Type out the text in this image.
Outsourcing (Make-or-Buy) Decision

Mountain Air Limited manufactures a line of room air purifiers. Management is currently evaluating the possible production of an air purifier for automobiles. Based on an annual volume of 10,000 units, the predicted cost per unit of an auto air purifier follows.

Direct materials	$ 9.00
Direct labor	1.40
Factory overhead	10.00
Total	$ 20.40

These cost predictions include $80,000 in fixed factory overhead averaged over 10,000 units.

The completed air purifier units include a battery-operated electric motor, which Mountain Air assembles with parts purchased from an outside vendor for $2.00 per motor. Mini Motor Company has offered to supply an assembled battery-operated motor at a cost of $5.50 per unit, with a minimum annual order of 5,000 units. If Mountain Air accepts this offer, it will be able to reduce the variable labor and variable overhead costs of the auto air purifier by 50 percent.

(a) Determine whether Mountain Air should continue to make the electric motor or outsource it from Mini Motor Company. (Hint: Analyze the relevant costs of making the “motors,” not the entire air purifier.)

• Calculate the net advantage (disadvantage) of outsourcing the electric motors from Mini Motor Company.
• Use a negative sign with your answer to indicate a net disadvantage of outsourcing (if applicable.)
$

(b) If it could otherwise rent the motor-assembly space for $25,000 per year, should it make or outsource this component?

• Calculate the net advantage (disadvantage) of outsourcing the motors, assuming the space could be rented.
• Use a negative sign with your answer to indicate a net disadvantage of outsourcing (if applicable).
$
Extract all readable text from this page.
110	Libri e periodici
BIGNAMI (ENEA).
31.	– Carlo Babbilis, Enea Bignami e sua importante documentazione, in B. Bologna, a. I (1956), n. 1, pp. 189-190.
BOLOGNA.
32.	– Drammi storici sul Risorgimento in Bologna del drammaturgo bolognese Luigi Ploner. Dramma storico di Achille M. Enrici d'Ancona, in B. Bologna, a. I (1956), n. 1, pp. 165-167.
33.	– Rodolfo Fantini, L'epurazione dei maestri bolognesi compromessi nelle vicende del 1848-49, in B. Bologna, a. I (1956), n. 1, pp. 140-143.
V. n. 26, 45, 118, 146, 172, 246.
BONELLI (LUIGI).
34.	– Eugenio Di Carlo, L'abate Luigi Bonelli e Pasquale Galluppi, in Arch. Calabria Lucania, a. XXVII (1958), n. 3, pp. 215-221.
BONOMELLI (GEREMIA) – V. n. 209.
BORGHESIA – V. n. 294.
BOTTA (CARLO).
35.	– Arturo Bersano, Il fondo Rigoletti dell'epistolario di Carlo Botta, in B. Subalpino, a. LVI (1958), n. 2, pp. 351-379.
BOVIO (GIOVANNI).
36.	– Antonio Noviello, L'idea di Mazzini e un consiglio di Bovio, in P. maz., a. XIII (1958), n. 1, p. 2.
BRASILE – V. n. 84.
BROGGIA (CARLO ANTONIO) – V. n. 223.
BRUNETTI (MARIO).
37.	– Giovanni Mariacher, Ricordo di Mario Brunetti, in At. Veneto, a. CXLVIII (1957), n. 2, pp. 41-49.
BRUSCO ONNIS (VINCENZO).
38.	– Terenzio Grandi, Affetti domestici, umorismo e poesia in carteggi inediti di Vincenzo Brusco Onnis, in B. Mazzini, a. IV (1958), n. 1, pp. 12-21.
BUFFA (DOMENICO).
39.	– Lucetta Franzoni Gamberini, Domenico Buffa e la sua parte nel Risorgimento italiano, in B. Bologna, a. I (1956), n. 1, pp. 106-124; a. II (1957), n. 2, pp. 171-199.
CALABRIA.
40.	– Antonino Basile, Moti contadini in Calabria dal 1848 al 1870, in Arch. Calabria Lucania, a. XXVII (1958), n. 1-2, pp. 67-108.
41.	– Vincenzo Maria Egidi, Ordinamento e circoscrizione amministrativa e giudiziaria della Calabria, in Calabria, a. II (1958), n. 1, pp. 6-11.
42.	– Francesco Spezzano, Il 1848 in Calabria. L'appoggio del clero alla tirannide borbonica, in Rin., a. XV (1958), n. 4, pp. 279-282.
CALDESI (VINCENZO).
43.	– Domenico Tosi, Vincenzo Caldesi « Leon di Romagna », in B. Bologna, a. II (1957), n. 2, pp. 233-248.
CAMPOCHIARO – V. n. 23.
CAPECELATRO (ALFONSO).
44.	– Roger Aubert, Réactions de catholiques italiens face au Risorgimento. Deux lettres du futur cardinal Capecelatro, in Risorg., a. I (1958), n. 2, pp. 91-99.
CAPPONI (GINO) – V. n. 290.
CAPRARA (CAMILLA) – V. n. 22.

YOUR OBJECTIVE: From the records above, how many lines include the word "answer"? Only the number is wanted.

TASK SOLUTION: 2